# La tarea
Devuelve sin ningún cambio las líneas del material, desde el comienzo hasta la línea que contiene "icons: happy faces, humidity: [512, 112, 768, 180]", ambas incluidas.

Entradas de elementos con recuadro:
------------------------------------------------------------------------

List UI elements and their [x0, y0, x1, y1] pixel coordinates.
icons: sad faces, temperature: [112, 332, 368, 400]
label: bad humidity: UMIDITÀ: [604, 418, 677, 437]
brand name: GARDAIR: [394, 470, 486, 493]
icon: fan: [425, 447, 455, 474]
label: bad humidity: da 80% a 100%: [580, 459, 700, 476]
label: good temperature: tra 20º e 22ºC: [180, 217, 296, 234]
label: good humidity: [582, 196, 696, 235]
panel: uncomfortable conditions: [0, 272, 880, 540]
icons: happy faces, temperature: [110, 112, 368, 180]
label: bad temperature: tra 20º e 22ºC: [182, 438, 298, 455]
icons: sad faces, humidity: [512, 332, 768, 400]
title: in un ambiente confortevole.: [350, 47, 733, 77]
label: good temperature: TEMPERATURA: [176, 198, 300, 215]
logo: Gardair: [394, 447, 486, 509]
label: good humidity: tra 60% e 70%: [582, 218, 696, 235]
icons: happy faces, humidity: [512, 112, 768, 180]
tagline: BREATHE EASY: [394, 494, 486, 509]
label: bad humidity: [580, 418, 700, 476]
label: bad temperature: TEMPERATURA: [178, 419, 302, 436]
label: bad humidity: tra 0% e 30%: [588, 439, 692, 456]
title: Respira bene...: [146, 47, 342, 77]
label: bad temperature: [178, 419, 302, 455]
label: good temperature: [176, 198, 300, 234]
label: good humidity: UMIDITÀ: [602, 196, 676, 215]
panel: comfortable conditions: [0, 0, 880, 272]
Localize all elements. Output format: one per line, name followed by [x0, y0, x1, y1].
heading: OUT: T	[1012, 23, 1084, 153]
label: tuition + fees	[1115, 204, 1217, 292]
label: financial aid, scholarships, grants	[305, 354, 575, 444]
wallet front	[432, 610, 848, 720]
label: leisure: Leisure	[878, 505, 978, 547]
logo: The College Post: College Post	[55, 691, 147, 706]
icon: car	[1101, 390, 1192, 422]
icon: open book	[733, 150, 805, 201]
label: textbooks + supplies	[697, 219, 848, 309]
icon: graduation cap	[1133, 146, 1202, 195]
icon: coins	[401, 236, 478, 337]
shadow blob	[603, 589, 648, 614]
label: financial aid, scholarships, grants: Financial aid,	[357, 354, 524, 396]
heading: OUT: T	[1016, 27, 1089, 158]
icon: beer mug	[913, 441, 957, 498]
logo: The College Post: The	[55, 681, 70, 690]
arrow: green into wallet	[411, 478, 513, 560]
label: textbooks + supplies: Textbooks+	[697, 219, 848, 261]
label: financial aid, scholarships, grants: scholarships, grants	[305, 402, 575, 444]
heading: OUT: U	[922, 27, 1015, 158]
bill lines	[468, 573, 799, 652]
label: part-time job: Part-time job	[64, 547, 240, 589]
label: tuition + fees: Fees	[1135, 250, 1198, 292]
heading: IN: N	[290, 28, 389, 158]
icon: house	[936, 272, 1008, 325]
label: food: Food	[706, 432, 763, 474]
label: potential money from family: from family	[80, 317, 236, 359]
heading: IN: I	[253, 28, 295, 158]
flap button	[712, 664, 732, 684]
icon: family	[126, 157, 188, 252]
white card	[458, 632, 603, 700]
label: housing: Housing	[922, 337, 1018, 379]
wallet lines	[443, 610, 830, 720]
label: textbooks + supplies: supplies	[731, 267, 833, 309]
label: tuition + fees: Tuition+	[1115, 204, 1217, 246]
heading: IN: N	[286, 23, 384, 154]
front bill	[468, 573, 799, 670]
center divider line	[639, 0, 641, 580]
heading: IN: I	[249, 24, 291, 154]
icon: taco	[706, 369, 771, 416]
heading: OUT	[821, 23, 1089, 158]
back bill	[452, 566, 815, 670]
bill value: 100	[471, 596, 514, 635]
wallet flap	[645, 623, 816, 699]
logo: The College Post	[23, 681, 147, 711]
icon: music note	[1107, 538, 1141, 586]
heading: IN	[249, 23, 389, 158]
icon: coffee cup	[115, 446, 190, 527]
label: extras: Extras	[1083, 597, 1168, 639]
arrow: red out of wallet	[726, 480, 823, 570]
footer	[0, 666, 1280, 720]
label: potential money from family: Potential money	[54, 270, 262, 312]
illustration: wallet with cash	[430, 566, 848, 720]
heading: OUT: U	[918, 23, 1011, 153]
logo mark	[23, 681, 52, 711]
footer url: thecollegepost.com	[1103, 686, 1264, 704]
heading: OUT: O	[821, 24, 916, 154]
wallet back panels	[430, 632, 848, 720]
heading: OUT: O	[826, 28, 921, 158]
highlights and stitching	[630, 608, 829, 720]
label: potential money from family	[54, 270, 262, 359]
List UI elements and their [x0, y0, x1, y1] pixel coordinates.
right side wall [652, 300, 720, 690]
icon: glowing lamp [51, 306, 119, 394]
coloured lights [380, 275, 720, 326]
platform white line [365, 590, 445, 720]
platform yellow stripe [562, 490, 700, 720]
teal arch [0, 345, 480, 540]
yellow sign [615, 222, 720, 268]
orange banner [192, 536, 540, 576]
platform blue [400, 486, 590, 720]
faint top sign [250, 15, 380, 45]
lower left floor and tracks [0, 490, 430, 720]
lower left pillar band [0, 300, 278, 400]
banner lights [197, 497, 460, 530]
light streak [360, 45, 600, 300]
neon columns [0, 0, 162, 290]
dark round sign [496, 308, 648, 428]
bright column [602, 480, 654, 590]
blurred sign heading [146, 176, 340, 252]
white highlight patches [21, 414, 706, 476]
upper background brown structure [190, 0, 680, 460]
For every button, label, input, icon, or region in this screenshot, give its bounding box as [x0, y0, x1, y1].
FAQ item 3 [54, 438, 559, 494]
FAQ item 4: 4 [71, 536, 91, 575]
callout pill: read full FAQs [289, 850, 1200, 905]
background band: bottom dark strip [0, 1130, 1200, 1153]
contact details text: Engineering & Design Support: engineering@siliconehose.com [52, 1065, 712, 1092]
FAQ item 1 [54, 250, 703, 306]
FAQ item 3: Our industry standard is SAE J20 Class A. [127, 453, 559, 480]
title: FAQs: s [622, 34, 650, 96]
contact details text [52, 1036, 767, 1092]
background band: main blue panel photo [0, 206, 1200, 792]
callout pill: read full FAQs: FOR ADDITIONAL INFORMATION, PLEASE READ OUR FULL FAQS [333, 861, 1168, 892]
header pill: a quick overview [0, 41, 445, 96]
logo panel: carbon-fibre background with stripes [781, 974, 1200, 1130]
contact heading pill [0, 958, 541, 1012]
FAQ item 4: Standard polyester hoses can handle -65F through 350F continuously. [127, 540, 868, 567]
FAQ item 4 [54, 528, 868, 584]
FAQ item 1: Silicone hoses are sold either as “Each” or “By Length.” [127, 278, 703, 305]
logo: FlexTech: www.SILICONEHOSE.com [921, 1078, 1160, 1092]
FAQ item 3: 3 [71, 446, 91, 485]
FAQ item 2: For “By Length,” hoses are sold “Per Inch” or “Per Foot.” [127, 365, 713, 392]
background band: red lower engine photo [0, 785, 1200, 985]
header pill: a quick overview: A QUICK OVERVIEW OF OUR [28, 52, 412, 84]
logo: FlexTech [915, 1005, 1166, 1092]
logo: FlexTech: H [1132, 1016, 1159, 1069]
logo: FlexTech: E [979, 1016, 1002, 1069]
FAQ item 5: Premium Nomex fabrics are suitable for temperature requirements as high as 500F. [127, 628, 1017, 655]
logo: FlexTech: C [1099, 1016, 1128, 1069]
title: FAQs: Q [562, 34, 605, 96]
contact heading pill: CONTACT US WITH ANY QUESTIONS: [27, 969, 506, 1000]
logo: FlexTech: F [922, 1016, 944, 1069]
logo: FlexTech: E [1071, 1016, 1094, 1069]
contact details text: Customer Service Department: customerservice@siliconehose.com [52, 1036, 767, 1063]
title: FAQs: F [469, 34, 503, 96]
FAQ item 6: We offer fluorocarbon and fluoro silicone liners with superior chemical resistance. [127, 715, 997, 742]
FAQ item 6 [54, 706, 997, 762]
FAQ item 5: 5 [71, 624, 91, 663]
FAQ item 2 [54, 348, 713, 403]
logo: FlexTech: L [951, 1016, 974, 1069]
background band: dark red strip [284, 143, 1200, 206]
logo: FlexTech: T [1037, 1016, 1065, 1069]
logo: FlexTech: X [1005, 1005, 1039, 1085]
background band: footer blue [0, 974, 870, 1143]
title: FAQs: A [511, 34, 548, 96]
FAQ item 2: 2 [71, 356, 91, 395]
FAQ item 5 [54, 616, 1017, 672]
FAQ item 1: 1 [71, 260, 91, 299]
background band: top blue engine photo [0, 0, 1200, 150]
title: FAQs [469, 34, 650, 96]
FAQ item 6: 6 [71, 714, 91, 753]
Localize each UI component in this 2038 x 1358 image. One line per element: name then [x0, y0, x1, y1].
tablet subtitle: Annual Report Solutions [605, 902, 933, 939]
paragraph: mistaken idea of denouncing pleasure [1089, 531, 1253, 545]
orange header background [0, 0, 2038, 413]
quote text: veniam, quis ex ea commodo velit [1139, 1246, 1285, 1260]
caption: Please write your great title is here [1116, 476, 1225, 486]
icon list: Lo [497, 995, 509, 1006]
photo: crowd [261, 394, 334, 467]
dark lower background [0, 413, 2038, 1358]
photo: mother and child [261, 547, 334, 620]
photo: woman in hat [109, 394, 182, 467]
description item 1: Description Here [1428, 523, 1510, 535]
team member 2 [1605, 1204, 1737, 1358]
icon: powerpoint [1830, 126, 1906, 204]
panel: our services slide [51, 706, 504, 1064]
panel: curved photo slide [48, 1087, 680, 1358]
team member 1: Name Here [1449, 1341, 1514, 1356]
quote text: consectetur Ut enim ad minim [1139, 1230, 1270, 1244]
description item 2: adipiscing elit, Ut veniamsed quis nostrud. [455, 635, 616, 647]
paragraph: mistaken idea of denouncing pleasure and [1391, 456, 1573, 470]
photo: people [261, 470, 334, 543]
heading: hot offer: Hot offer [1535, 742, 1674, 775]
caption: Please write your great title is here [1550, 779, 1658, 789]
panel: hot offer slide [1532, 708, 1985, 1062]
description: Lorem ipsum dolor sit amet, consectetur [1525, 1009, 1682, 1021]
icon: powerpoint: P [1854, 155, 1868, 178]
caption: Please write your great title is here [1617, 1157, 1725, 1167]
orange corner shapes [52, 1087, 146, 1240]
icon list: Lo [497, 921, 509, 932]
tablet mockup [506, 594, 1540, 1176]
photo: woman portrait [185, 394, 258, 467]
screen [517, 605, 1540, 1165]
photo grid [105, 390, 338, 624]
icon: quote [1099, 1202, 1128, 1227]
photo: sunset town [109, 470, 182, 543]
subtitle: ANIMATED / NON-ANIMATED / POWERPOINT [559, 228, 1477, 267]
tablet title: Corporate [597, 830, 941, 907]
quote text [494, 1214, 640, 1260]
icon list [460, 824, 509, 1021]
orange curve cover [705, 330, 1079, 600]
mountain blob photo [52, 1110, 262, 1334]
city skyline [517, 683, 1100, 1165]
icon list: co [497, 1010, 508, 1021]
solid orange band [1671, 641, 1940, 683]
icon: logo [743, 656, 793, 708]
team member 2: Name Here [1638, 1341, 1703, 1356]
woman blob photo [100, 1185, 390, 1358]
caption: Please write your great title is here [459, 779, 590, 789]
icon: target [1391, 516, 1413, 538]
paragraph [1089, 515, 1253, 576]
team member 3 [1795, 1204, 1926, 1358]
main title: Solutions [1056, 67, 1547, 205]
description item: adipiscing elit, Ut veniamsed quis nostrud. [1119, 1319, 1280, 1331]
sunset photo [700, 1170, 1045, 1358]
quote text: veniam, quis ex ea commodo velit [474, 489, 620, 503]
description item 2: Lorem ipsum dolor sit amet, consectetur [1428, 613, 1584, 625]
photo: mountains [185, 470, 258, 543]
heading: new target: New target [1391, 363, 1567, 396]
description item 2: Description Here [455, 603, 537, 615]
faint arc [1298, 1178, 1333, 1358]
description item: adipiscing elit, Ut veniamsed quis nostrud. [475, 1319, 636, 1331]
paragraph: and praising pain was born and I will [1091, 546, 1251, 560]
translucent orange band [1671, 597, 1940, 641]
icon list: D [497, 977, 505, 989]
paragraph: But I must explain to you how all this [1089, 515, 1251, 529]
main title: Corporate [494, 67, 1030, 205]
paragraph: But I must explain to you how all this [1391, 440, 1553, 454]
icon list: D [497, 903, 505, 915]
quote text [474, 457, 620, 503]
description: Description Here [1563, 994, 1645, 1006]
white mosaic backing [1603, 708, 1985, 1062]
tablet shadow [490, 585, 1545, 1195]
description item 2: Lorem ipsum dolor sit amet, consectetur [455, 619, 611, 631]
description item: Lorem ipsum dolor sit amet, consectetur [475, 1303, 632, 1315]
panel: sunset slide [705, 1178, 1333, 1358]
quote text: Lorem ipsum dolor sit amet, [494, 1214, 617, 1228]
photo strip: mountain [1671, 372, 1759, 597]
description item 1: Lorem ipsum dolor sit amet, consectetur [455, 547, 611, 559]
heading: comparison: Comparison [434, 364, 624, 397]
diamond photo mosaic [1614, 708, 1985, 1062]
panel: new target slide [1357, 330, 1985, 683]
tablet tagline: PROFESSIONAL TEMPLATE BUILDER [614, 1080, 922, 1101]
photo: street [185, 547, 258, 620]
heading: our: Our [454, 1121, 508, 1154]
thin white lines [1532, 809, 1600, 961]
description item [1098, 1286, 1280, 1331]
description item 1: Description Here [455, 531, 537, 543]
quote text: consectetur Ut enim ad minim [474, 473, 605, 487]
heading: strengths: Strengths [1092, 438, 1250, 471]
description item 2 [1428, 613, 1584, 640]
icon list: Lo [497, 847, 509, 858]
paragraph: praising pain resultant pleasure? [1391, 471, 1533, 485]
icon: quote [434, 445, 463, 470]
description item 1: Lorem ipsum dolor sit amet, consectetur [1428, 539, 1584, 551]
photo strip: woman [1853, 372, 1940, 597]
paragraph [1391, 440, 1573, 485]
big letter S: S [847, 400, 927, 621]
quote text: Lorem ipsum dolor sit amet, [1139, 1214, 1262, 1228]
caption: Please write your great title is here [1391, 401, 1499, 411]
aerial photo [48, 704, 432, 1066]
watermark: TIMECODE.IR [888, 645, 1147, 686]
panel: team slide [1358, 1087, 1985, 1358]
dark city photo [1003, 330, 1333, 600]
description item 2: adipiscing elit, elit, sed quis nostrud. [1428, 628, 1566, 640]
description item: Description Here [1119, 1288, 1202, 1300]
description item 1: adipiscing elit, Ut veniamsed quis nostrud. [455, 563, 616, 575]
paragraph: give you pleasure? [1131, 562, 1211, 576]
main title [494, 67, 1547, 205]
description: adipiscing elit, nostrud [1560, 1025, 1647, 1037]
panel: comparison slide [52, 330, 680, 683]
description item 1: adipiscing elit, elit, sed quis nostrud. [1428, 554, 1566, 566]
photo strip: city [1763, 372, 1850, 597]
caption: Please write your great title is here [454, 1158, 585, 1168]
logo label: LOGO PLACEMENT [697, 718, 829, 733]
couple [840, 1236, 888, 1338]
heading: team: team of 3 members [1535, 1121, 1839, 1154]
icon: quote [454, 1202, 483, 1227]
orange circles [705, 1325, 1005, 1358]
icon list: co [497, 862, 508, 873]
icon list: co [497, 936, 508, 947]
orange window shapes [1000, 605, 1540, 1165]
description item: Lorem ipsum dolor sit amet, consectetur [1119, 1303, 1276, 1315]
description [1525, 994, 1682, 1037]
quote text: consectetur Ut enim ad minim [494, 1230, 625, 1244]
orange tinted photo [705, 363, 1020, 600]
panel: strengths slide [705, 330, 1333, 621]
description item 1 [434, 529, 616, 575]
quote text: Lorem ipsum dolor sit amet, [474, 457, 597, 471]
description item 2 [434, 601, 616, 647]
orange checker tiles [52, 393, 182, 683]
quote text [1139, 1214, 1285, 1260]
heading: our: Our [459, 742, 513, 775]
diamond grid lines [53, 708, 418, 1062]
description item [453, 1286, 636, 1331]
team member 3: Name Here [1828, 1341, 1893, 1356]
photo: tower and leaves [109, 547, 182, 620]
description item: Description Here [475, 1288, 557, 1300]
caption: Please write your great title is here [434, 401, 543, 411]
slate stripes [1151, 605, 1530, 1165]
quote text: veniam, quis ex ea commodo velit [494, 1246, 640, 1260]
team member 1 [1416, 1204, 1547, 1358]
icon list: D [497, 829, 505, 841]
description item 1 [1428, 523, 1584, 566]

------------------------------------------------------------------------

# Tarea resuelta
List UI elements and their [x0, y0, x1, y1] pixel coordinates.
icons: sad faces, temperature: [112, 332, 368, 400]
label: bad humidity: UMIDITÀ: [604, 418, 677, 437]
brand name: GARDAIR: [394, 470, 486, 493]
icon: fan: [425, 447, 455, 474]
label: bad humidity: da 80% a 100%: [580, 459, 700, 476]
label: good temperature: tra 20º e 22ºC: [180, 217, 296, 234]
label: good humidity: [582, 196, 696, 235]
panel: uncomfortable conditions: [0, 272, 880, 540]
icons: happy faces, temperature: [110, 112, 368, 180]
label: bad temperature: tra 20º e 22ºC: [182, 438, 298, 455]
icons: sad faces, humidity: [512, 332, 768, 400]
title: in un ambiente confortevole.: [350, 47, 733, 77]
label: good temperature: TEMPERATURA: [176, 198, 300, 215]
logo: Gardair: [394, 447, 486, 509]
label: good humidity: tra 60% e 70%: [582, 218, 696, 235]
icons: happy faces, humidity: [512, 112, 768, 180]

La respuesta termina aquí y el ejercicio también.